Transcribe the full listing below exactly.

=== Rows ===

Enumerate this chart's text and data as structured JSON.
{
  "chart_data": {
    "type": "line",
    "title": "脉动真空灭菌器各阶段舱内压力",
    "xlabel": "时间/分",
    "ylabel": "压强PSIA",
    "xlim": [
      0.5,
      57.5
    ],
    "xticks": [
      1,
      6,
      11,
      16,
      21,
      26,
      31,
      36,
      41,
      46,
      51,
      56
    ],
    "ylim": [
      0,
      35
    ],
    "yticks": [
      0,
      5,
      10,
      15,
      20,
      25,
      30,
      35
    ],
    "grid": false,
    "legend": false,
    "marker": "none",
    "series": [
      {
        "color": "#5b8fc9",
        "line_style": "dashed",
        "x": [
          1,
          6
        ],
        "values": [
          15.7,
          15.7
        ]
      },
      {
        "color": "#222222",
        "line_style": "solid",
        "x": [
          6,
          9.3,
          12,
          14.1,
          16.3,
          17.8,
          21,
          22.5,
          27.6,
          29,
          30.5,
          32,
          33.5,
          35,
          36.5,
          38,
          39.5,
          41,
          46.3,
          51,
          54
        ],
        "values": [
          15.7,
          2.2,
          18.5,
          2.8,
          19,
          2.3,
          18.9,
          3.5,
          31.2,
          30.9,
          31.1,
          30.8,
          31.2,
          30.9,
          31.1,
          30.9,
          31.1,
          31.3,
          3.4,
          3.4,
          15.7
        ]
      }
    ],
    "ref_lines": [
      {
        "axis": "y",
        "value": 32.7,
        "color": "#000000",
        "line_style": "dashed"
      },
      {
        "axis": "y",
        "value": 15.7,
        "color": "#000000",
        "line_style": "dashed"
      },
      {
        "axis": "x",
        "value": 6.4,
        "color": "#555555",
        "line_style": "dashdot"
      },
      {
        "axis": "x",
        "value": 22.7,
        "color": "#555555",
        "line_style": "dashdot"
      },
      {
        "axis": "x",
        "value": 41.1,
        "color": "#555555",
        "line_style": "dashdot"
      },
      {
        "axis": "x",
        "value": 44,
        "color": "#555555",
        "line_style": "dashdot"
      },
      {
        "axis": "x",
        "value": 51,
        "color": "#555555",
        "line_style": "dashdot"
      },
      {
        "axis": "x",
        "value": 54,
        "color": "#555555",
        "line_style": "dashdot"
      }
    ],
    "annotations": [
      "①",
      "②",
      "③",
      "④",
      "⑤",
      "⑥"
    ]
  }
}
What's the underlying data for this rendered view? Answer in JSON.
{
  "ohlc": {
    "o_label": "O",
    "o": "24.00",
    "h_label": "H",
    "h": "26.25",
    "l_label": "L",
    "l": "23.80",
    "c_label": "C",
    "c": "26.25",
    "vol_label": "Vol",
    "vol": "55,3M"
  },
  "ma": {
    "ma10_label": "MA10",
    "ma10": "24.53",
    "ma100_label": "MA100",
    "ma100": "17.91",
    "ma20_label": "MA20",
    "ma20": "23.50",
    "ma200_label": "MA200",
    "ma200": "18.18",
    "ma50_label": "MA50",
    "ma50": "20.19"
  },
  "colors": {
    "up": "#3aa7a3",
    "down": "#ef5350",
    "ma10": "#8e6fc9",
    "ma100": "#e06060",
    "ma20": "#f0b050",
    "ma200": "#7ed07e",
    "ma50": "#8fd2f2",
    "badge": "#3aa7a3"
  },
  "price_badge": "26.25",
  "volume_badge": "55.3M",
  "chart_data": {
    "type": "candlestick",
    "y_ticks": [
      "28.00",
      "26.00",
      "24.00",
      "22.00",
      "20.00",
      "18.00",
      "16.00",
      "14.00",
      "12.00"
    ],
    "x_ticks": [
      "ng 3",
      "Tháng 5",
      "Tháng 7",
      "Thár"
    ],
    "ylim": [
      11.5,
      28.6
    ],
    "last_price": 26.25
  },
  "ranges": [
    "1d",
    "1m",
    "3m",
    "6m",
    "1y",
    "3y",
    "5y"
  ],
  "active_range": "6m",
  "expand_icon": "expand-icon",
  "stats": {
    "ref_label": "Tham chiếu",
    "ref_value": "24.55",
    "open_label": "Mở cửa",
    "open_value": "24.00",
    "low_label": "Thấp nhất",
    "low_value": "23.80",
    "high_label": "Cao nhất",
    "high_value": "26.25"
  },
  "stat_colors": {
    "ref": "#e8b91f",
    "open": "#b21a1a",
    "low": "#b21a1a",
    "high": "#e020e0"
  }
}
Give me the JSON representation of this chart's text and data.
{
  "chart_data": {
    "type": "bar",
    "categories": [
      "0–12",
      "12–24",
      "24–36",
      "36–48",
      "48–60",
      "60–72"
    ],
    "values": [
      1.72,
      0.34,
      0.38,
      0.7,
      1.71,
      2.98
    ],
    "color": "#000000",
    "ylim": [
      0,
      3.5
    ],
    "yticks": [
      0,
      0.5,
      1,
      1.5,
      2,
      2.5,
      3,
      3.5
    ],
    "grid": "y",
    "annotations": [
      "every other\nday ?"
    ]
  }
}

===

- [Exercise response]:
Enumerate this chart's text and data as structured JSON.
{
  "chart_data": {
    "type": "line",
    "title": "脉动真空灭菌器各阶段舱内压力",
    "xlabel": "时间/分",
    "ylabel": "压强PSIA",
    "xlim": [
      0.5,
      57.5
    ],
    "xticks": [
      1,
      6,
      11,
      16,
      21,
      26,
      31,
      36,
      41,
      46,
      51,
      56
    ],
    "ylim": [
      0,
      35
    ],
    "yticks": [
      0,
      5,
      10,
      15,
      20,
      25,
      30,
      35
    ],
    "grid": false,
    "legend": false,
    "marker": "none",
    "series": [
      {
        "color": "#5b8fc9",
        "line_style": "dashed",
        "x": [
          1,
          6
        ],
        "values": [
          15.7,
          15.7
        ]
      },
      {
        "color": "#222222",
        "line_style": "solid",
        "x": [
          6,
          9.3,
          12,
          14.1,
          16.3,
          17.8,
          21,
          22.5,
          27.6,
          29,
          30.5,
          32,
          33.5,
          35,
          36.5,
          38,
          39.5,
          41,
          46.3,
          51,
          54
        ],
        "values": [
          15.7,
          2.2,
          18.5,
          2.8,
          19,
          2.3,
          18.9,
          3.5,
          31.2,
          30.9,
          31.1,
          30.8,
          31.2,
          30.9,
          31.1,
          30.9,
          31.1,
          31.3,
          3.4,
          3.4,
          15.7
        ]
      }
    ],
    "ref_lines": [
      {
        "axis": "y",
        "value": 32.7,
        "color": "#000000",
        "line_style": "dashed"
      },
      {
        "axis": "y",
        "value": 15.7,
        "color": "#000000",
        "line_style": "dashed"
      },
      {
        "axis": "x",
        "value": 6.4,
        "color": "#555555",
        "line_style": "dashdot"
      },
      {
        "axis": "x",
        "value": 22.7,
        "color": "#555555",
        "line_style": "dashdot"
      },
      {
        "axis": "x",
        "value": 41.1,
        "color": "#555555",
        "line_style": "dashdot"
      },
      {
        "axis": "x",
        "value": 44,
        "color": "#555555",
        "line_style": "dashdot"
      },
      {
        "axis": "x",
        "value": 51,
        "color": "#555555",
        "line_style": "dashdot"
      },
      {
        "axis": "x",
        "value": 54,
        "color": "#555555",
        "line_style": "dashdot"
      }
    ],
    "annotations": [
      "①",
      "②",
      "③",
      "④",
      "⑤",
      "⑥"
    ]
  }
}
What's the underlying data for this rendered view? Answer in JSON.
{
  "ohlc": {
    "o_label": "O",
    "o": "24.00",
    "h_label": "H",
    "h": "26.25",
    "l_label": "L",
    "l": "23.80",
    "c_label": "C",
    "c": "26.25",
    "vol_label": "Vol",
    "vol": "55,3M"
  },
  "ma": {
    "ma10_label": "MA10",
    "ma10": "24.53",
    "ma100_label": "MA100",
    "ma100": "17.91",
    "ma20_label": "MA20",
    "ma20": "23.50",
    "ma200_label": "MA200",
    "ma200": "18.18",
    "ma50_label": "MA50",
    "ma50": "20.19"
  },
  "colors": {
    "up": "#3aa7a3",
    "down": "#ef5350",
    "ma10": "#8e6fc9",
    "ma100": "#e06060",
    "ma20": "#f0b050",
    "ma200": "#7ed07e",
    "ma50": "#8fd2f2",
    "badge": "#3aa7a3"
  },
  "price_badge": "26.25",
  "volume_badge": "55.3M",
  "chart_data": {
    "type": "candlestick",
    "y_ticks": [
      "28.00",
      "26.00",
      "24.00",
      "22.00",
      "20.00",
      "18.00",
      "16.00",
      "14.00",
      "12.00"
    ],
    "x_ticks": [
      "ng 3",
      "Tháng 5",
      "Tháng 7",
      "Thár"
    ],
    "ylim": [
      11.5,
      28.6
    ],
    "last_price": 26.25
  },
  "ranges": [
    "1d",
    "1m",
    "3m",
    "6m",
    "1y",
    "3y",
    "5y"
  ],
  "active_range": "6m",
  "expand_icon": "expand-icon",
  "stats": {
    "ref_label": "Tham chiếu",
    "ref_value": "24.55",
    "open_label": "Mở cửa",
    "open_value": "24.00",
    "low_label": "Thấp nhất",
    "low_value": "23.80",
    "high_label": "Cao nhất",
    "high_value": "26.25"
  },
  "stat_colors": {
    "ref": "#e8b91f",
    "open": "#b21a1a",
    "low": "#b21a1a",
    "high": "#e020e0"
  }
}
Give me the JSON representation of this chart's text and data.
{
  "chart_data": {
    "type": "bar",
    "categories": [
      "0–12",
      "12–24",
      "24–36",
      "36–48",
      "48–60",
      "60–72"
    ],
    "values": [
      1.72,
      0.34,
      0.38,
      0.7,
      1.71,
      2.98
    ],
    "color": "#000000",
    "ylim": [
      0,
      3.5
    ],
    "yticks": [
      0,
      0.5,
      1,
      1.5,
      2,
      2.5,
      3,
      3.5
    ],
    "grid": "y",
    "annotations": [
      "every other\nday ?"
    ]
  }
}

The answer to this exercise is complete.